→ **GIVEN EXERCISE**: All entries are to be given again verbatim.

***** INPUT *****

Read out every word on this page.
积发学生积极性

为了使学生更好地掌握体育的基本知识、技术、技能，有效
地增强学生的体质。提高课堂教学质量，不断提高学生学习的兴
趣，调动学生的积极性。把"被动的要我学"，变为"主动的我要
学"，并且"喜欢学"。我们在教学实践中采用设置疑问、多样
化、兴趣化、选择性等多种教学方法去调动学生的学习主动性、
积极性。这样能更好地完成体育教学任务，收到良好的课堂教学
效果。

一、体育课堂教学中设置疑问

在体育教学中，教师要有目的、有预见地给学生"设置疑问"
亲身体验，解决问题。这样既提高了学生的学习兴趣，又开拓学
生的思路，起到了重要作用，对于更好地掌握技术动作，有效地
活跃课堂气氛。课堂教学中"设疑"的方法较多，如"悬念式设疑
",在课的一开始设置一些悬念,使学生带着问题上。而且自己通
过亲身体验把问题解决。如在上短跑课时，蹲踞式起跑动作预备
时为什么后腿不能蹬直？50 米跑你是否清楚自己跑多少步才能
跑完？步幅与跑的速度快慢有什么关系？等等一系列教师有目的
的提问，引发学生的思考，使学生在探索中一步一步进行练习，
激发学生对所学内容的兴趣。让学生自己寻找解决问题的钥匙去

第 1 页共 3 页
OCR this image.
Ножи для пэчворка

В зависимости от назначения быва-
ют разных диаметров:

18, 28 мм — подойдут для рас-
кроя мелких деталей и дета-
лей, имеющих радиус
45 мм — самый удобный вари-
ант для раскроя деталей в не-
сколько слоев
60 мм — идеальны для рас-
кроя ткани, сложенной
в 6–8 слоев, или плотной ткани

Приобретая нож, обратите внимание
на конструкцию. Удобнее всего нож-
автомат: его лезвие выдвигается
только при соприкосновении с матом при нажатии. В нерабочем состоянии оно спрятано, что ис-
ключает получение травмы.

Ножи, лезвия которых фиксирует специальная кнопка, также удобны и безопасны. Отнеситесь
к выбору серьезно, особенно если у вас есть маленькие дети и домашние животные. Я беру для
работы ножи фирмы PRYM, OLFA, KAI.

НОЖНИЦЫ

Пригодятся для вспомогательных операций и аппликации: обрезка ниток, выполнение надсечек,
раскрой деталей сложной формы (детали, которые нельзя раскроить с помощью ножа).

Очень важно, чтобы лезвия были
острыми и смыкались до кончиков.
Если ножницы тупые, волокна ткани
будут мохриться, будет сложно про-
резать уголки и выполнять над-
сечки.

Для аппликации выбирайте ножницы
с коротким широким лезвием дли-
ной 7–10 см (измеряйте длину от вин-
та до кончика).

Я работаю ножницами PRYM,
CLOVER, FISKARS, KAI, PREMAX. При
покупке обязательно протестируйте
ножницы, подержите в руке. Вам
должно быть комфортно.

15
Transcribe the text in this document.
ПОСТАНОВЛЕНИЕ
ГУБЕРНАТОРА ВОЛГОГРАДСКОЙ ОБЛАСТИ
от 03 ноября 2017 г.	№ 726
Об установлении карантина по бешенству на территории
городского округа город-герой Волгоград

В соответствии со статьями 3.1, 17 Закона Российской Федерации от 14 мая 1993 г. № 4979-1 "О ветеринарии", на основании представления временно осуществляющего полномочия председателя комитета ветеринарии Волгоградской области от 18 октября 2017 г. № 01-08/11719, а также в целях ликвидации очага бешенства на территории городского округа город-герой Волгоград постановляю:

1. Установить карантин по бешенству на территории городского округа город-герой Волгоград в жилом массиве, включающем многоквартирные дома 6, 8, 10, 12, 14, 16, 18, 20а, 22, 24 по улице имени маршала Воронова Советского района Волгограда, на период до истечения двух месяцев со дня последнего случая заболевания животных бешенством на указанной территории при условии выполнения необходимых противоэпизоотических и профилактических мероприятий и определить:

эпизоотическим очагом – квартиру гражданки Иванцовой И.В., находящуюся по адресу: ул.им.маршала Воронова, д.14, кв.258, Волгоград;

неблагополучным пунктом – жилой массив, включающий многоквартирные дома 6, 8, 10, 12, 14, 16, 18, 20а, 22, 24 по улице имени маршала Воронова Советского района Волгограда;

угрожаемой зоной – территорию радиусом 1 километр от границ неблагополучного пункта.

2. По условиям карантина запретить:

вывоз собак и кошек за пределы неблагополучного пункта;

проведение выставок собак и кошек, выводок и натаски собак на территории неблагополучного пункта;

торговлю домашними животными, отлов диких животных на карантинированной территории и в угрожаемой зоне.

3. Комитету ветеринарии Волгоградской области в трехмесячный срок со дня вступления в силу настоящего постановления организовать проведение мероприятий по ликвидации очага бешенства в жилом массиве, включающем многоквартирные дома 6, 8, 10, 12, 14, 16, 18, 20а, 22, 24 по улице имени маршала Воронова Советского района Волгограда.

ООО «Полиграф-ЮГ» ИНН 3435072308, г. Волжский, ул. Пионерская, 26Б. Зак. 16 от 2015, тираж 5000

*****

→ **REPLY**:
Read out every word on this page.
积发学生积极性

为了使学生更好地掌握体育的基本知识、技术、技能，有效
地增强学生的体质。提高课堂教学质量，不断提高学生学习的兴
趣，调动学生的积极性。把"被动的要我学"，变为"主动的我要
学"，并且"喜欢学"。我们在教学实践中采用设置疑问、多样
化、兴趣化、选择性等多种教学方法去调动学生的学习主动性、
积极性。这样能更好地完成体育教学任务，收到良好的课堂教学
效果。

一、体育课堂教学中设置疑问

在体育教学中，教师要有目的、有预见地给学生"设置疑问"
亲身体验，解决问题。这样既提高了学生的学习兴趣，又开拓学
生的思路，起到了重要作用，对于更好地掌握技术动作，有效地
活跃课堂气氛。课堂教学中"设疑"的方法较多，如"悬念式设疑
",在课的一开始设置一些悬念,使学生带着问题上。而且自己通
过亲身体验把问题解决。如在上短跑课时，蹲踞式起跑动作预备
时为什么后腿不能蹬直？50 米跑你是否清楚自己跑多少步才能
跑完？步幅与跑的速度快慢有什么关系？等等一系列教师有目的
的提问，引发学生的思考，使学生在探索中一步一步进行练习，
激发学生对所学内容的兴趣。让学生自己寻找解决问题的钥匙去

第 1 页共 3 页
OCR this image.
Ножи для пэчворка

В зависимости от назначения быва-
ют разных диаметров:

18, 28 мм — подойдут для рас-
кроя мелких деталей и дета-
лей, имеющих радиус
45 мм — самый удобный вари-
ант для раскроя деталей в не-
сколько слоев
60 мм — идеальны для рас-
кроя ткани, сложенной
в 6–8 слоев, или плотной ткани

Приобретая нож, обратите внимание
на конструкцию. Удобнее всего нож-
автомат: его лезвие выдвигается
только при соприкосновении с матом при нажатии. В нерабочем состоянии оно спрятано, что ис-
ключает получение травмы.

Ножи, лезвия которых фиксирует специальная кнопка, также удобны и безопасны. Отнеситесь
к выбору серьезно, особенно если у вас есть маленькие дети и домашние животные. Я беру для
работы ножи фирмы PRYM, OLFA, KAI.

НОЖНИЦЫ

Пригодятся для вспомогательных операций и аппликации: обрезка ниток, выполнение надсечек,
раскрой деталей сложной формы (детали, которые нельзя раскроить с помощью ножа).

Очень важно, чтобы лезвия были
острыми и смыкались до кончиков.
Если ножницы тупые, волокна ткани
будут мохриться, будет сложно про-
резать уголки и выполнять над-
сечки.

Для аппликации выбирайте ножницы
с коротким широким лезвием дли-
ной 7–10 см (измеряйте длину от вин-
та до кончика).

Я работаю ножницами PRYM,
CLOVER, FISKARS, KAI, PREMAX. При
покупке обязательно протестируйте
ножницы, подержите в руке. Вам
должно быть комфортно.

15
Transcribe the text in this document.
ПОСТАНОВЛЕНИЕ
ГУБЕРНАТОРА ВОЛГОГРАДСКОЙ ОБЛАСТИ
от 03 ноября 2017 г.	№ 726
Об установлении карантина по бешенству на территории
городского округа город-герой Волгоград

В соответствии со статьями 3.1, 17 Закона Российской Федерации от 14 мая 1993 г. № 4979-1 "О ветеринарии", на основании представления временно осуществляющего полномочия председателя комитета ветеринарии Волгоградской области от 18 октября 2017 г. № 01-08/11719, а также в целях ликвидации очага бешенства на территории городского округа город-герой Волгоград постановляю:

1. Установить карантин по бешенству на территории городского округа город-герой Волгоград в жилом массиве, включающем многоквартирные дома 6, 8, 10, 12, 14, 16, 18, 20а, 22, 24 по улице имени маршала Воронова Советского района Волгограда, на период до истечения двух месяцев со дня последнего случая заболевания животных бешенством на указанной территории при условии выполнения необходимых противоэпизоотических и профилактических мероприятий и определить:

эпизоотическим очагом – квартиру гражданки Иванцовой И.В., находящуюся по адресу: ул.им.маршала Воронова, д.14, кв.258, Волгоград;

неблагополучным пунктом – жилой массив, включающий многоквартирные дома 6, 8, 10, 12, 14, 16, 18, 20а, 22, 24 по улице имени маршала Воронова Советского района Волгограда;

угрожаемой зоной – территорию радиусом 1 километр от границ неблагополучного пункта.

2. По условиям карантина запретить:

вывоз собак и кошек за пределы неблагополучного пункта;

проведение выставок собак и кошек, выводок и натаски собак на территории неблагополучного пункта;

торговлю домашними животными, отлов диких животных на карантинированной территории и в угрожаемой зоне.

3. Комитету ветеринарии Волгоградской области в трехмесячный срок со дня вступления в силу настоящего постановления организовать проведение мероприятий по ликвидации очага бешенства в жилом массиве, включающем многоквартирные дома 6, 8, 10, 12, 14, 16, 18, 20а, 22, 24 по улице имени маршала Воронова Советского района Волгограда.

ООО «Полиграф-ЮГ» ИНН 3435072308, г. Волжский, ул. Пионерская, 26Б. Зак. 16 от 2015, тираж 5000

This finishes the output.